**PROBLEM DESCRIPTION**
Count how many lines hold the string "三有问题的项目占当年文化遗产申报项目比例". Answer with that number and nothing more.

· · ·

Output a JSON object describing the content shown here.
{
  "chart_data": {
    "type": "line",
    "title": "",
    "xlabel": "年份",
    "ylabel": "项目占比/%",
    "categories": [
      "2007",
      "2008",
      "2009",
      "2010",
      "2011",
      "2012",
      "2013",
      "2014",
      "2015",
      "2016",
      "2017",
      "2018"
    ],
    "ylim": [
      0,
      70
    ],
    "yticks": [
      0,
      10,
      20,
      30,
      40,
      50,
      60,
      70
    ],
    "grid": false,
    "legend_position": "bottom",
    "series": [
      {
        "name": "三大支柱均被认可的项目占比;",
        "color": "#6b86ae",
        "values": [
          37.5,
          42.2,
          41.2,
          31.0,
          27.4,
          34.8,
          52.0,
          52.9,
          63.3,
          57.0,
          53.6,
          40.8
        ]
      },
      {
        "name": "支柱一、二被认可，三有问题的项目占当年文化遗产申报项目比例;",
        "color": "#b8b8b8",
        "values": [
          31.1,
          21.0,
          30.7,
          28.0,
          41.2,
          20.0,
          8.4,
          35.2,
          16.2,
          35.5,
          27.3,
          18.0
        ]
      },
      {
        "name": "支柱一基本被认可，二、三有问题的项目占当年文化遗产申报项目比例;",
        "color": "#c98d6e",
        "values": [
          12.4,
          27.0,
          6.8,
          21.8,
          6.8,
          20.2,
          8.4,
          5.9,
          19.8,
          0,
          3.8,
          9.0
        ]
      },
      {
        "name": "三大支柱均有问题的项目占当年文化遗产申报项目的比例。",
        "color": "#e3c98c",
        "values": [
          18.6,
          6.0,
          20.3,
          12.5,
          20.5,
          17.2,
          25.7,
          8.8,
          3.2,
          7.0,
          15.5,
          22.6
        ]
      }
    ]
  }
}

· · ·

**OUTPUT OF THE EXERCISE**
2